Task directions
Transcribe all the records with complete accuracy.

Data to process
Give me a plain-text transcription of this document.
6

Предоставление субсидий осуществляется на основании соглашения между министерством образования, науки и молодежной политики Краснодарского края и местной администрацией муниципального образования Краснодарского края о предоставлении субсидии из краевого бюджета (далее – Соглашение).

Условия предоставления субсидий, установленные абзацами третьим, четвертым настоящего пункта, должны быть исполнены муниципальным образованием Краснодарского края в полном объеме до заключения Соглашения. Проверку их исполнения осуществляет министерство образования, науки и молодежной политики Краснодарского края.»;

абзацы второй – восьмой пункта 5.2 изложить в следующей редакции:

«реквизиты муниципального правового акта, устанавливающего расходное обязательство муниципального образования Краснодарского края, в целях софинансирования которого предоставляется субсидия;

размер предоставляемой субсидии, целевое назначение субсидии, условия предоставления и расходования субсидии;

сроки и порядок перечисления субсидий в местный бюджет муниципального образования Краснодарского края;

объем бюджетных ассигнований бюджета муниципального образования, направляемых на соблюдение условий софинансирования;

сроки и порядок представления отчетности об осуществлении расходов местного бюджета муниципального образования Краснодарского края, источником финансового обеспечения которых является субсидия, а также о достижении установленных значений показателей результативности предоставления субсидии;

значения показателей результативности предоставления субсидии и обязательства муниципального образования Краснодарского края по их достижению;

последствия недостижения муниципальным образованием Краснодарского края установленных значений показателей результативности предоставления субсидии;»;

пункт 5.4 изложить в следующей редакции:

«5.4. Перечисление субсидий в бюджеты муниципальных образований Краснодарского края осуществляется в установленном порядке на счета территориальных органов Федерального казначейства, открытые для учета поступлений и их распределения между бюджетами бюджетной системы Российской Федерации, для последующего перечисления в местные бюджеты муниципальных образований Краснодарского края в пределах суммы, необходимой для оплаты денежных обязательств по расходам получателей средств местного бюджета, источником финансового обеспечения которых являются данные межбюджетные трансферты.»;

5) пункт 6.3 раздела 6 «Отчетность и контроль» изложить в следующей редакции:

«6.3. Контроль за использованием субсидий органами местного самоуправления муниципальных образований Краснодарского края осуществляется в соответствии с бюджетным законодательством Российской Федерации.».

Complete answer
Give me a plain-text transcription of this document.
6

Предоставление субсидий осуществляется на основании соглашения между министерством образования, науки и молодежной политики Краснодарского края и местной администрацией муниципального образования Краснодарского края о предоставлении субсидии из краевого бюджета (далее – Соглашение).

Условия предоставления субсидий, установленные абзацами третьим, четвертым настоящего пункта, должны быть исполнены муниципальным образованием Краснодарского края в полном объеме до заключения Соглашения. Проверку их исполнения осуществляет министерство образования, науки и молодежной политики Краснодарского края.»;

абзацы второй – восьмой пункта 5.2 изложить в следующей редакции:

«реквизиты муниципального правового акта, устанавливающего расходное обязательство муниципального образования Краснодарского края, в целях софинансирования которого предоставляется субсидия;

размер предоставляемой субсидии, целевое назначение субсидии, условия предоставления и расходования субсидии;

сроки и порядок перечисления субсидий в местный бюджет муниципального образования Краснодарского края;

объем бюджетных ассигнований бюджета муниципального образования, направляемых на соблюдение условий софинансирования;

сроки и порядок представления отчетности об осуществлении расходов местного бюджета муниципального образования Краснодарского края, источником финансового обеспечения которых является субсидия, а также о достижении установленных значений показателей результативности предоставления субсидии;

значения показателей результативности предоставления субсидии и обязательства муниципального образования Краснодарского края по их достижению;

последствия недостижения муниципальным образованием Краснодарского края установленных значений показателей результативности предоставления субсидии;»;

пункт 5.4 изложить в следующей редакции:

«5.4. Перечисление субсидий в бюджеты муниципальных образований Краснодарского края осуществляется в установленном порядке на счета территориальных органов Федерального казначейства, открытые для учета поступлений и их распределения между бюджетами бюджетной системы Российской Федерации, для последующего перечисления в местные бюджеты муниципальных образований Краснодарского края в пределах суммы, необходимой для оплаты денежных обязательств по расходам получателей средств местного бюджета, источником финансового обеспечения которых являются данные межбюджетные трансферты.»;

5) пункт 6.3 раздела 6 «Отчетность и контроль» изложить в следующей редакции:

«6.3. Контроль за использованием субсидий органами местного самоуправления муниципальных образований Краснодарского края осуществляется в соответствии с бюджетным законодательством Российской Федерации.».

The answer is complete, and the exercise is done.